:: Goal ::
Return the records that follow, matching each one exactly.

==== Available records ====

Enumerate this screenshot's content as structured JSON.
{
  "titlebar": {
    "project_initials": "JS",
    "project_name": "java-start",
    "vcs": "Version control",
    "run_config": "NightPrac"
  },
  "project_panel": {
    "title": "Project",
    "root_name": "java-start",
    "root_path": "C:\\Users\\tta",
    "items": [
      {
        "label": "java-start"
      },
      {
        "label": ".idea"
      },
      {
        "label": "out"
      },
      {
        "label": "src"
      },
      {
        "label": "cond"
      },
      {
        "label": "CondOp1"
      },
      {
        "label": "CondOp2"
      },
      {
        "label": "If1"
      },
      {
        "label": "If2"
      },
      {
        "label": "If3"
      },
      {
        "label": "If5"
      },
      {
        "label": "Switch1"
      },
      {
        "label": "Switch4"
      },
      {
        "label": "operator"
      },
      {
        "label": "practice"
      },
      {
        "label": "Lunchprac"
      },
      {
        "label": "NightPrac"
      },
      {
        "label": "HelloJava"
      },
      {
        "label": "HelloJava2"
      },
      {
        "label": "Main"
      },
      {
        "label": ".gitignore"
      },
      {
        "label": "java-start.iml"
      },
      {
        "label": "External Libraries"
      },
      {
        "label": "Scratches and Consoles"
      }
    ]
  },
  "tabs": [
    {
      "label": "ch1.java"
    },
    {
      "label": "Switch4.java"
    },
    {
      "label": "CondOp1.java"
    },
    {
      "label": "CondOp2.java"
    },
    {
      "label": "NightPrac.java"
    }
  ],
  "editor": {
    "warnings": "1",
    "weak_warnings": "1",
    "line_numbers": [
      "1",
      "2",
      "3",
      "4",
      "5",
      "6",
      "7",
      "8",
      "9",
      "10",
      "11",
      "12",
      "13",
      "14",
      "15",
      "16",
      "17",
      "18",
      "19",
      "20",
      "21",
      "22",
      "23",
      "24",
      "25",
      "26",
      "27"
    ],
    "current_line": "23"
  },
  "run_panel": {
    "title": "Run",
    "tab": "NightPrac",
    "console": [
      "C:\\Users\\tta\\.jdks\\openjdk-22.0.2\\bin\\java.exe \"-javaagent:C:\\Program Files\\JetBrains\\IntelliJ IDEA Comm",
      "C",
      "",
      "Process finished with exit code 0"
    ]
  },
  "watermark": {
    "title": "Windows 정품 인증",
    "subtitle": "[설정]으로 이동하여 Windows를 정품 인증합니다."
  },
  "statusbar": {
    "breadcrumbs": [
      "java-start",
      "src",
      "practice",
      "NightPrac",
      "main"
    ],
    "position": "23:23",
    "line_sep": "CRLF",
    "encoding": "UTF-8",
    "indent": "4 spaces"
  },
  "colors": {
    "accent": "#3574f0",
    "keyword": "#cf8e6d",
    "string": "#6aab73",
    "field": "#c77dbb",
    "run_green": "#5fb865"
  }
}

====

:: Expected answer ::
Enumerate this screenshot's content as structured JSON.
{
  "titlebar": {
    "project_initials": "JS",
    "project_name": "java-start",
    "vcs": "Version control",
    "run_config": "NightPrac"
  },
  "project_panel": {
    "title": "Project",
    "root_name": "java-start",
    "root_path": "C:\\Users\\tta",
    "items": [
      {
        "label": "java-start"
      },
      {
        "label": ".idea"
      },
      {
        "label": "out"
      },
      {
        "label": "src"
      },
      {
        "label": "cond"
      },
      {
        "label": "CondOp1"
      },
      {
        "label": "CondOp2"
      },
      {
        "label": "If1"
      },
      {
        "label": "If2"
      },
      {
        "label": "If3"
      },
      {
        "label": "If5"
      },
      {
        "label": "Switch1"
      },
      {
        "label": "Switch4"
      },
      {
        "label": "operator"
      },
      {
        "label": "practice"
      },
      {
        "label": "Lunchprac"
      },
      {
        "label": "NightPrac"
      },
      {
        "label": "HelloJava"
      },
      {
        "label": "HelloJava2"
      },
      {
        "label": "Main"
      },
      {
        "label": ".gitignore"
      },
      {
        "label": "java-start.iml"
      },
      {
        "label": "External Libraries"
      },
      {
        "label": "Scratches and Consoles"
      }
    ]
  },
  "tabs": [
    {
      "label": "ch1.java"
    },
    {
      "label": "Switch4.java"
    },
    {
      "label": "CondOp1.java"
    },
    {
      "label": "CondOp2.java"
    },
    {
      "label": "NightPrac.java"
    }
  ],
  "editor": {
    "warnings": "1",
    "weak_warnings": "1",
    "line_numbers": [
      "1",
      "2",
      "3",
      "4",
      "5",
      "6",
      "7",
      "8",
      "9",
      "10",
      "11",
      "12",
      "13",
      "14",
      "15",
      "16",
      "17",
      "18",
      "19",
      "20",
      "21",
      "22",
      "23",
      "24",
      "25",
      "26",
      "27"
    ],
    "current_line": "23"
  },
  "run_panel": {
    "title": "Run",
    "tab": "NightPrac",
    "console": [
      "C:\\Users\\tta\\.jdks\\openjdk-22.0.2\\bin\\java.exe \"-javaagent:C:\\Program Files\\JetBrains\\IntelliJ IDEA Comm",
      "C",
      "",
      "Process finished with exit code 0"
    ]
  },
  "watermark": {
    "title": "Windows 정품 인증",
    "subtitle": "[설정]으로 이동하여 Windows를 정품 인증합니다."
  },
  "statusbar": {
    "breadcrumbs": [
      "java-start",
      "src",
      "practice",
      "NightPrac",
      "main"
    ],
    "position": "23:23",
    "line_sep": "CRLF",
    "encoding": "UTF-8",
    "indent": "4 spaces"
  },
  "colors": {
    "accent": "#3574f0",
    "keyword": "#cf8e6d",
    "string": "#6aab73",
    "field": "#c77dbb",
    "run_green": "#5fb865"
  }
}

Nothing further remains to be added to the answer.